ZADANIE:
Przepisz wiersze rekordów, zaczynając od początku rekordów i kończąc na wierszu zawierającym „Circle shape bbox=[65, 66, 73, 74]”, i zamień w nich każde „Bar” na „Rectangle”. Wszystko inne pozostaw bez zmian.

Wpisy z ramkami ograniczającymi
···

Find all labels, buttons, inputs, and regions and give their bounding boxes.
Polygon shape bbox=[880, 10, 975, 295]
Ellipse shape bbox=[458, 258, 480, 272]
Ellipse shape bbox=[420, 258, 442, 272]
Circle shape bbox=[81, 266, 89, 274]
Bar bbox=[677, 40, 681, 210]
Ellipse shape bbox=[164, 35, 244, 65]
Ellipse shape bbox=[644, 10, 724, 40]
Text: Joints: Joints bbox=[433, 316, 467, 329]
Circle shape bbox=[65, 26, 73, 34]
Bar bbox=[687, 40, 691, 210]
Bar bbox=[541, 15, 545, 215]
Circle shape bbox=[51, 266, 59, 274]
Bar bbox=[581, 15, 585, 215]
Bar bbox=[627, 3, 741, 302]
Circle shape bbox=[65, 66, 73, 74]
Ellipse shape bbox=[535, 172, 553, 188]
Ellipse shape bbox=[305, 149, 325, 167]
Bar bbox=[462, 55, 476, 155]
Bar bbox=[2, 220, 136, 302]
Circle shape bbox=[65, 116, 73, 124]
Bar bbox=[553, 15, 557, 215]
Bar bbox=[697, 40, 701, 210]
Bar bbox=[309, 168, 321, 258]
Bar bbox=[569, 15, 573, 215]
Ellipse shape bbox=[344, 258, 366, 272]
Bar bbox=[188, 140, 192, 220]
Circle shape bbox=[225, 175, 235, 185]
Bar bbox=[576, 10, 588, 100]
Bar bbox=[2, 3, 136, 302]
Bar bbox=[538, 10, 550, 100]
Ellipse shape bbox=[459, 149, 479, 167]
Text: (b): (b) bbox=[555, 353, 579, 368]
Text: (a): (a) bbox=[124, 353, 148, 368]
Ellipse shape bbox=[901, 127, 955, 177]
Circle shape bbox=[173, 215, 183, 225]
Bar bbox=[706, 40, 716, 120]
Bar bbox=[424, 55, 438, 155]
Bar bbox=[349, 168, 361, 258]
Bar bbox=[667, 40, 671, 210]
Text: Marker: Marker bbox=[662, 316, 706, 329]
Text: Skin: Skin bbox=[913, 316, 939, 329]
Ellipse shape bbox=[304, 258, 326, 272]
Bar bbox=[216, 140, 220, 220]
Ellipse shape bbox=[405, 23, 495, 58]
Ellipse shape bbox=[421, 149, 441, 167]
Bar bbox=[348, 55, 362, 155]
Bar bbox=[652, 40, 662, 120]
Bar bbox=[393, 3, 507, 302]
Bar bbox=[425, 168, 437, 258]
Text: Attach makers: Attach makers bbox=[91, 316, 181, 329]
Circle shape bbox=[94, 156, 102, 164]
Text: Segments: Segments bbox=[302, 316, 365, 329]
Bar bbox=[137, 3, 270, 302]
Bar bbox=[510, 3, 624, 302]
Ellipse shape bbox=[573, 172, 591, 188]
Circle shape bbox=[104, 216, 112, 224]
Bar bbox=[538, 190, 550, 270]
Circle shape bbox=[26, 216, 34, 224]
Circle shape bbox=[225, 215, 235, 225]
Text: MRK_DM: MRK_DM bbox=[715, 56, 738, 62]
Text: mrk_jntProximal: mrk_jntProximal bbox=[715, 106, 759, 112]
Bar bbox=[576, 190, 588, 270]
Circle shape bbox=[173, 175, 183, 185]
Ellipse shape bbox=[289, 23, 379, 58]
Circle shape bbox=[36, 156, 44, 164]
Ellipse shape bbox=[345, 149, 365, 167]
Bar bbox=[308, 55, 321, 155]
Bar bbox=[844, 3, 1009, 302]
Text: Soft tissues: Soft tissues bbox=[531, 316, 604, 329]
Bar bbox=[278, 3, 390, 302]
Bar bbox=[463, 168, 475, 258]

···

ROZWIĄZANIE ZADANIA:
Find all labels, buttons, inputs, and regions and give their bounding boxes.
Polygon shape bbox=[880, 10, 975, 295]
Ellipse shape bbox=[458, 258, 480, 272]
Ellipse shape bbox=[420, 258, 442, 272]
Circle shape bbox=[81, 266, 89, 274]
Rectangle bbox=[677, 40, 681, 210]
Ellipse shape bbox=[164, 35, 244, 65]
Ellipse shape bbox=[644, 10, 724, 40]
Text: Joints: Joints bbox=[433, 316, 467, 329]
Circle shape bbox=[65, 26, 73, 34]
Rectangle bbox=[687, 40, 691, 210]
Rectangle bbox=[541, 15, 545, 215]
Circle shape bbox=[51, 266, 59, 274]
Rectangle bbox=[581, 15, 585, 215]
Rectangle bbox=[627, 3, 741, 302]
Circle shape bbox=[65, 66, 73, 74]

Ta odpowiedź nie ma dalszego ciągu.